Stored data entries
——————————

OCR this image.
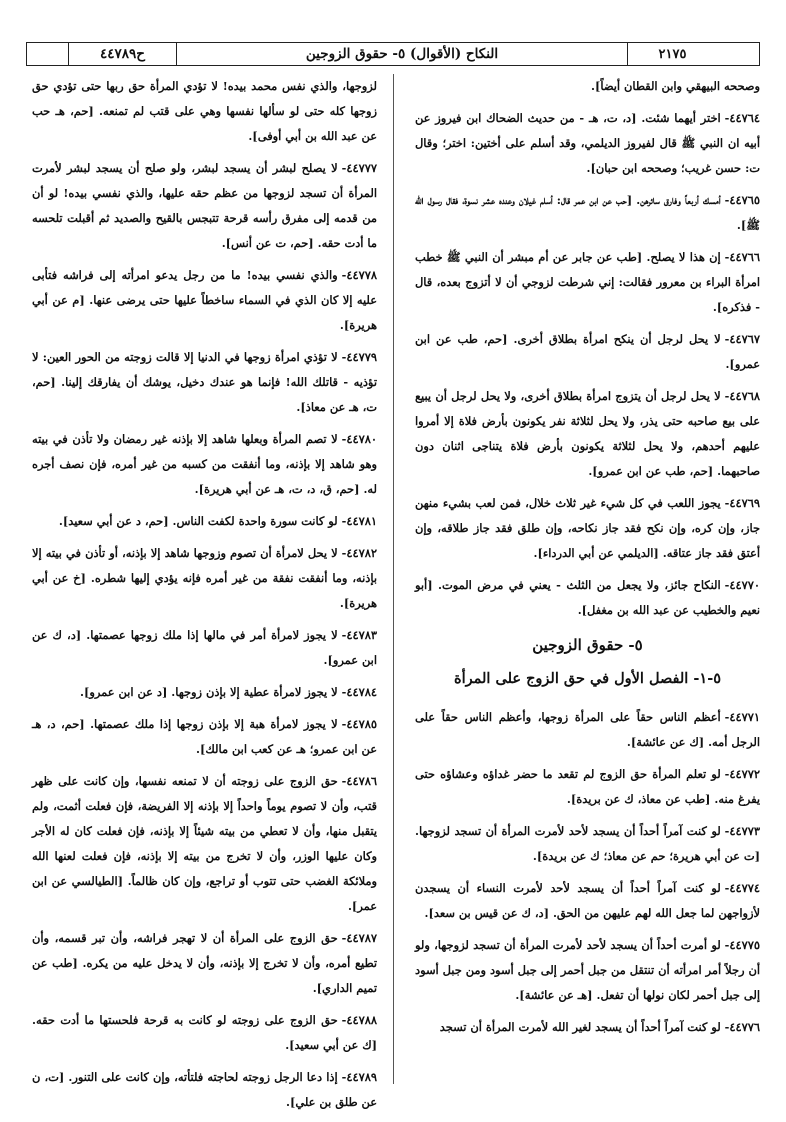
٢١٧٥
النكاح (الأقوال) ٥- حقوق الزوجين
ح٤٤٧٨٩
وصححه البيهقي وابن القطان أيضاً].
٤٤٧٦٤-اختر أيهما شئت. [د، ت، هـ - من حديث الضحاك ابن فيروز عن أبيه ان النبي ﷺ قال لفيروز الديلمي، وقد أسلم على أختين: اختر؛ وقال ت: حسن غريب؛ وصححه ابن حبان].
٤٤٧٦٥-أمسك أربعاً وفارق سائرهن. [حب عن ابن عمر قال: أسلم غيلان وعنده عشر نسوة، فقال رسول الله ﷺ].
٤٤٧٦٦-إن هذا لا يصلح. [طب عن جابر عن أم مبشر أن النبي ﷺ خطب امرأة البراء بن معرور فقالت: إني شرطت لزوجي أن لا أتزوج بعده، قال - فذكره].
٤٤٧٦٧-لا يحل لرجل أن ينكح امرأة بطلاق أخرى. [حم، طب عن ابن عمرو].
٤٤٧٦٨-لا يحل لرجل أن يتزوج امرأة بطلاق أخرى، ولا يحل لرجل أن يبيع على بيع صاحبه حتى يذر، ولا يحل لثلاثة نفر يكونون بأرض فلاة إلا أمروا عليهم أحدهم، ولا يحل لثلاثة يكونون بأرض فلاة يتناجى اثنان دون صاحبهما. [حم، طب عن ابن عمرو].
٤٤٧٦٩-يجوز اللعب في كل شيء غير ثلاث خلال، فمن لعب بشيء منهن جاز، وإن كره، وإن نكح فقد جاز نكاحه، وإن طلق فقد جاز طلاقه، وإن أعتق فقد جاز عتاقه. [الديلمي عن أبي الدرداء].
٤٤٧٧٠-النكاح جائز، ولا يجعل من الثلث - يعني في مرض الموت. [أبو نعيم والخطيب عن عبد الله بن مغفل].
٥- حقوق الزوجين
٥-١- الفصل الأول في حق الزوج على المرأة
٤٤٧٧١-أعظم الناس حقاً على المرأة زوجها، وأعظم الناس حقاً على الرجل أمه. [ك عن عائشة].
٤٤٧٧٢-لو تعلم المرأة حق الزوج لم تقعد ما حضر غداؤه وعشاؤه حتى يفرغ منه. [طب عن معاذ، ك عن بريدة].
٤٤٧٧٣-لو كنت آمراً أحداً أن يسجد لأحد لأمرت المرأة أن تسجد لزوجها. [ت عن أبي هريرة؛ حم عن معاذ؛ ك عن بريدة].
٤٤٧٧٤-لو كنت آمراً أحداً أن يسجد لأحد لأمرت النساء أن يسجدن لأزواجهن لما جعل الله لهم عليهن من الحق. [د، ك عن قيس بن سعد].
٤٤٧٧٥-لو أمرت أحداً أن يسجد لأحد لأمرت المرأة أن تسجد لزوجها، ولو أن رجلاً أمر امرأته أن تنتقل من جبل أحمر إلى جبل أسود ومن جبل أسود إلى جبل أحمر لكان نولها أن تفعل. [هـ عن عائشة].
٤٤٧٧٦-لو كنت آمراً أحداً أن يسجد لغير الله لأمرت المرأة أن تسجد
لزوجها، والذي نفس محمد بيده! لا تؤدي المرأة حق ربها حتى تؤدي حق زوجها كله حتى لو سألها نفسها وهي على قتب لم تمنعه. [حم، هـ حب عن عبد الله بن أبي أوفى].
٤٤٧٧٧-لا يصلح لبشر أن يسجد لبشر، ولو صلح أن يسجد لبشر لأمرت المرأة أن تسجد لزوجها من عظم حقه عليها، والذي نفسي بيده! لو أن من قدمه إلى مفرق رأسه قرحة تتبجس بالقيح والصديد ثم أقبلت تلحسه ما أدت حقه. [حم، ت عن أنس].
٤٤٧٧٨-والذي نفسي بيده! ما من رجل يدعو امرأته إلى فراشه فتأبى عليه إلا كان الذي في السماء ساخطاً عليها حتى يرضى عنها. [م عن أبي هريرة].
٤٤٧٧٩-لا تؤذي امرأة زوجها في الدنيا إلا قالت زوجته من الحور العين: لا تؤذيه - قاتلك الله! فإنما هو عندك دخيل، يوشك أن يفارقك إلينا. [حم، ت، هـ عن معاذ].
٤٤٧٨٠-لا تصم المرأة وبعلها شاهد إلا بإذنه غير رمضان ولا تأذن في بيته وهو شاهد إلا بإذنه، وما أنفقت من كسبه من غير أمره، فإن نصف أجره له. [حم، ق، د، ت، هـ عن أبي هريرة].
٤٤٧٨١-لو كانت سورة واحدة لكفت الناس. [حم، د عن أبي سعيد].
٤٤٧٨٢-لا يحل لامرأة أن تصوم وزوجها شاهد إلا بإذنه، أو تأذن في بيته إلا بإذنه، وما أنفقت نفقة من غير أمره فإنه يؤدي إليها شطره. [خ عن أبي هريرة].
٤٤٧٨٣-لا يجوز لامرأة أمر في مالها إذا ملك زوجها عصمتها. [د، ك عن ابن عمرو].
٤٤٧٨٤-لا يجوز لامرأة عطية إلا بإذن زوجها. [د عن ابن عمرو].
٤٤٧٨٥-لا يجوز لامرأة هبة إلا بإذن زوجها إذا ملك عصمتها. [حم، د، هـ عن ابن عمرو؛ هـ عن كعب ابن مالك].
٤٤٧٨٦-حق الزوج على زوجته أن لا تمنعه نفسها، وإن كانت على ظهر قتب، وأن لا تصوم يوماً واحداً إلا بإذنه إلا الفريضة، فإن فعلت أثمت، ولم يتقبل منها، وأن لا تعطي من بيته شيئاً إلا بإذنه، فإن فعلت كان له الأجر وكان عليها الوزر، وأن لا تخرج من بيته إلا بإذنه، فإن فعلت لعنها الله وملائكة الغضب حتى تتوب أو تراجع، وإن كان ظالماً. [الطيالسي عن ابن عمر].
٤٤٧٨٧-حق الزوج على المرأة أن لا تهجر فراشه، وأن تبر قسمه، وأن تطيع أمره، وأن لا تخرج إلا بإذنه، وأن لا يدخل عليه من يكره. [طب عن تميم الداري].
٤٤٧٨٨-حق الزوج على زوجته لو كانت به قرحة فلحستها ما أدت حقه. [ك عن أبي سعيد].
٤٤٧٨٩-إذا دعا الرجل زوجته لحاجته فلتأته، وإن كانت على التنور. [ت، ن عن طلق بن علي].
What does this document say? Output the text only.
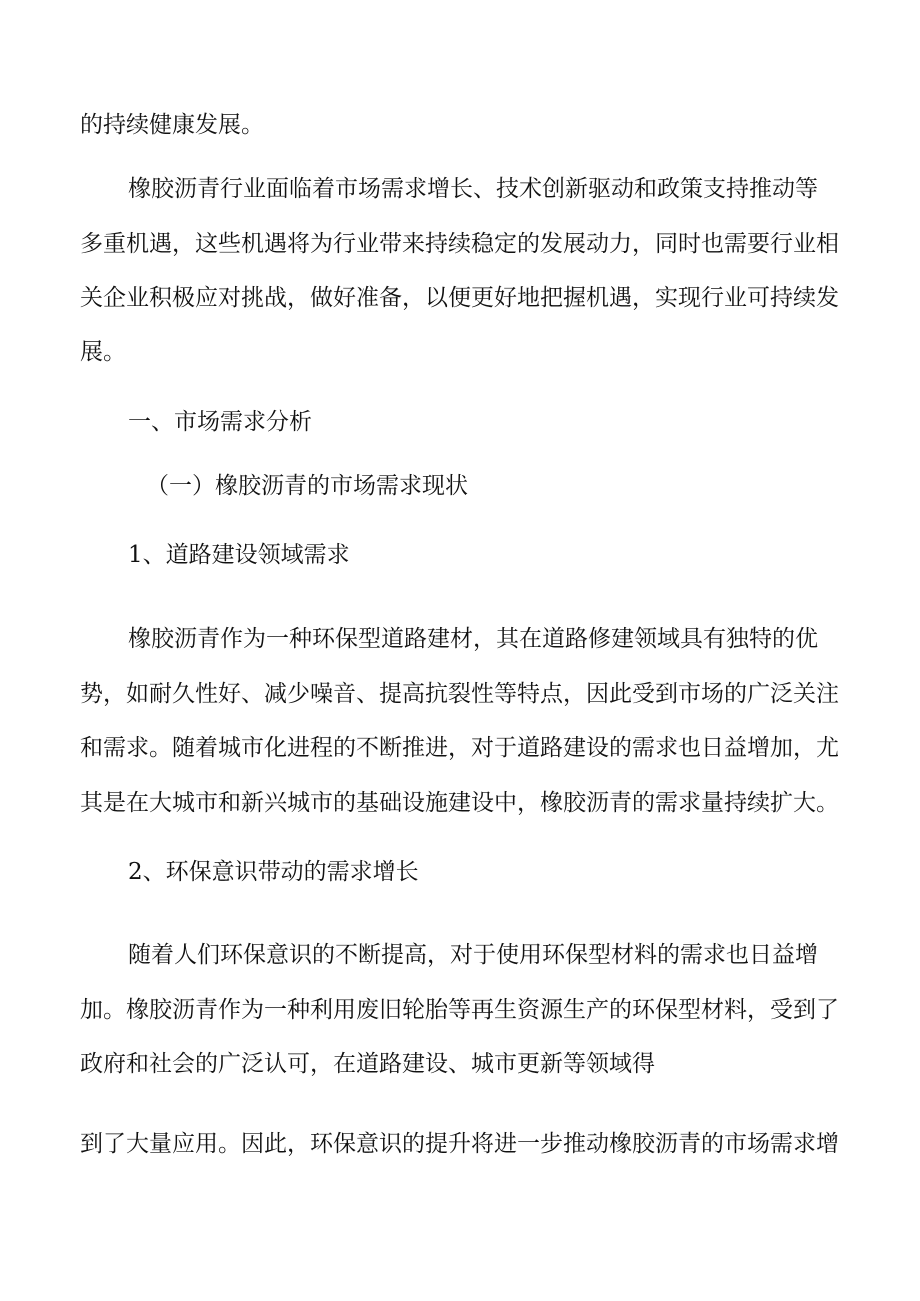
的持续健康发展。
橡胶沥青行业面临着市场需求增长、技术创新驱动和政策支持推动等
多重机遇，这些机遇将为行业带来持续稳定的发展动力，同时也需要行业相
关企业积极应对挑战，做好准备，以便更好地把握机遇，实现行业可持续发
展。
一、市场需求分析
（一）橡胶沥青的市场需求现状
1、道路建设领域需求
橡胶沥青作为一种环保型道路建材，其在道路修建领域具有独特的优
势，如耐久性好、减少噪音、提高抗裂性等特点，因此受到市场的广泛关注
和需求。随着城市化进程的不断推进，对于道路建设的需求也日益增加，尤
其是在大城市和新兴城市的基础设施建设中，橡胶沥青的需求量持续扩大。
2、环保意识带动的需求增长
随着人们环保意识的不断提高，对于使用环保型材料的需求也日益增
加。橡胶沥青作为一种利用废旧轮胎等再生资源生产的环保型材料，受到了
政府和社会的广泛认可，在道路建设、城市更新等领域得
到了大量应用。因此，环保意识的提升将进一步推动橡胶沥青的市场需求增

——————————

What you have to do:
In your copy of the records, include no pictures; repeat everything else exactly.

Expected answer:
OCR this image.
٢١٧٥
النكاح (الأقوال) ٥- حقوق الزوجين
ح٤٤٧٨٩
وصححه البيهقي وابن القطان أيضاً].
٤٤٧٦٤-اختر أيهما شئت. [د، ت، هـ - من حديث الضحاك ابن فيروز عن أبيه ان النبي ﷺ قال لفيروز الديلمي، وقد أسلم على أختين: اختر؛ وقال ت: حسن غريب؛ وصححه ابن حبان].
٤٤٧٦٥-أمسك أربعاً وفارق سائرهن. [حب عن ابن عمر قال: أسلم غيلان وعنده عشر نسوة، فقال رسول الله ﷺ].
٤٤٧٦٦-إن هذا لا يصلح. [طب عن جابر عن أم مبشر أن النبي ﷺ خطب امرأة البراء بن معرور فقالت: إني شرطت لزوجي أن لا أتزوج بعده، قال - فذكره].
٤٤٧٦٧-لا يحل لرجل أن ينكح امرأة بطلاق أخرى. [حم، طب عن ابن عمرو].
٤٤٧٦٨-لا يحل لرجل أن يتزوج امرأة بطلاق أخرى، ولا يحل لرجل أن يبيع على بيع صاحبه حتى يذر، ولا يحل لثلاثة نفر يكونون بأرض فلاة إلا أمروا عليهم أحدهم، ولا يحل لثلاثة يكونون بأرض فلاة يتناجى اثنان دون صاحبهما. [حم، طب عن ابن عمرو].
٤٤٧٦٩-يجوز اللعب في كل شيء غير ثلاث خلال، فمن لعب بشيء منهن جاز، وإن كره، وإن نكح فقد جاز نكاحه، وإن طلق فقد جاز طلاقه، وإن أعتق فقد جاز عتاقه. [الديلمي عن أبي الدرداء].
٤٤٧٧٠-النكاح جائز، ولا يجعل من الثلث - يعني في مرض الموت. [أبو نعيم والخطيب عن عبد الله بن مغفل].
٥- حقوق الزوجين
٥-١- الفصل الأول في حق الزوج على المرأة
٤٤٧٧١-أعظم الناس حقاً على المرأة زوجها، وأعظم الناس حقاً على الرجل أمه. [ك عن عائشة].
٤٤٧٧٢-لو تعلم المرأة حق الزوج لم تقعد ما حضر غداؤه وعشاؤه حتى يفرغ منه. [طب عن معاذ، ك عن بريدة].
٤٤٧٧٣-لو كنت آمراً أحداً أن يسجد لأحد لأمرت المرأة أن تسجد لزوجها. [ت عن أبي هريرة؛ حم عن معاذ؛ ك عن بريدة].
٤٤٧٧٤-لو كنت آمراً أحداً أن يسجد لأحد لأمرت النساء أن يسجدن لأزواجهن لما جعل الله لهم عليهن من الحق. [د، ك عن قيس بن سعد].
٤٤٧٧٥-لو أمرت أحداً أن يسجد لأحد لأمرت المرأة أن تسجد لزوجها، ولو أن رجلاً أمر امرأته أن تنتقل من جبل أحمر إلى جبل أسود ومن جبل أسود إلى جبل أحمر لكان نولها أن تفعل. [هـ عن عائشة].
٤٤٧٧٦-لو كنت آمراً أحداً أن يسجد لغير الله لأمرت المرأة أن تسجد
لزوجها، والذي نفس محمد بيده! لا تؤدي المرأة حق ربها حتى تؤدي حق زوجها كله حتى لو سألها نفسها وهي على قتب لم تمنعه. [حم، هـ حب عن عبد الله بن أبي أوفى].
٤٤٧٧٧-لا يصلح لبشر أن يسجد لبشر، ولو صلح أن يسجد لبشر لأمرت المرأة أن تسجد لزوجها من عظم حقه عليها، والذي نفسي بيده! لو أن من قدمه إلى مفرق رأسه قرحة تتبجس بالقيح والصديد ثم أقبلت تلحسه ما أدت حقه. [حم، ت عن أنس].
٤٤٧٧٨-والذي نفسي بيده! ما من رجل يدعو امرأته إلى فراشه فتأبى عليه إلا كان الذي في السماء ساخطاً عليها حتى يرضى عنها. [م عن أبي هريرة].
٤٤٧٧٩-لا تؤذي امرأة زوجها في الدنيا إلا قالت زوجته من الحور العين: لا تؤذيه - قاتلك الله! فإنما هو عندك دخيل، يوشك أن يفارقك إلينا. [حم، ت، هـ عن معاذ].
٤٤٧٨٠-لا تصم المرأة وبعلها شاهد إلا بإذنه غير رمضان ولا تأذن في بيته وهو شاهد إلا بإذنه، وما أنفقت من كسبه من غير أمره، فإن نصف أجره له. [حم، ق، د، ت، هـ عن أبي هريرة].
٤٤٧٨١-لو كانت سورة واحدة لكفت الناس. [حم، د عن أبي سعيد].
٤٤٧٨٢-لا يحل لامرأة أن تصوم وزوجها شاهد إلا بإذنه، أو تأذن في بيته إلا بإذنه، وما أنفقت نفقة من غير أمره فإنه يؤدي إليها شطره. [خ عن أبي هريرة].
٤٤٧٨٣-لا يجوز لامرأة أمر في مالها إذا ملك زوجها عصمتها. [د، ك عن ابن عمرو].
٤٤٧٨٤-لا يجوز لامرأة عطية إلا بإذن زوجها. [د عن ابن عمرو].
٤٤٧٨٥-لا يجوز لامرأة هبة إلا بإذن زوجها إذا ملك عصمتها. [حم، د، هـ عن ابن عمرو؛ هـ عن كعب ابن مالك].
٤٤٧٨٦-حق الزوج على زوجته أن لا تمنعه نفسها، وإن كانت على ظهر قتب، وأن لا تصوم يوماً واحداً إلا بإذنه إلا الفريضة، فإن فعلت أثمت، ولم يتقبل منها، وأن لا تعطي من بيته شيئاً إلا بإذنه، فإن فعلت كان له الأجر وكان عليها الوزر، وأن لا تخرج من بيته إلا بإذنه، فإن فعلت لعنها الله وملائكة الغضب حتى تتوب أو تراجع، وإن كان ظالماً. [الطيالسي عن ابن عمر].
٤٤٧٨٧-حق الزوج على المرأة أن لا تهجر فراشه، وأن تبر قسمه، وأن تطيع أمره، وأن لا تخرج إلا بإذنه، وأن لا يدخل عليه من يكره. [طب عن تميم الداري].
٤٤٧٨٨-حق الزوج على زوجته لو كانت به قرحة فلحستها ما أدت حقه. [ك عن أبي سعيد].
٤٤٧٨٩-إذا دعا الرجل زوجته لحاجته فلتأته، وإن كانت على التنور. [ت، ن عن طلق بن علي].
What does this document say? Output the text only.
的持续健康发展。
橡胶沥青行业面临着市场需求增长、技术创新驱动和政策支持推动等
多重机遇，这些机遇将为行业带来持续稳定的发展动力，同时也需要行业相
关企业积极应对挑战，做好准备，以便更好地把握机遇，实现行业可持续发
展。
一、市场需求分析
（一）橡胶沥青的市场需求现状
1、道路建设领域需求
橡胶沥青作为一种环保型道路建材，其在道路修建领域具有独特的优
势，如耐久性好、减少噪音、提高抗裂性等特点，因此受到市场的广泛关注
和需求。随着城市化进程的不断推进，对于道路建设的需求也日益增加，尤
其是在大城市和新兴城市的基础设施建设中，橡胶沥青的需求量持续扩大。
2、环保意识带动的需求增长
随着人们环保意识的不断提高，对于使用环保型材料的需求也日益增
加。橡胶沥青作为一种利用废旧轮胎等再生资源生产的环保型材料，受到了
政府和社会的广泛认可，在道路建设、城市更新等领域得
到了大量应用。因此，环保意识的提升将进一步推动橡胶沥青的市场需求增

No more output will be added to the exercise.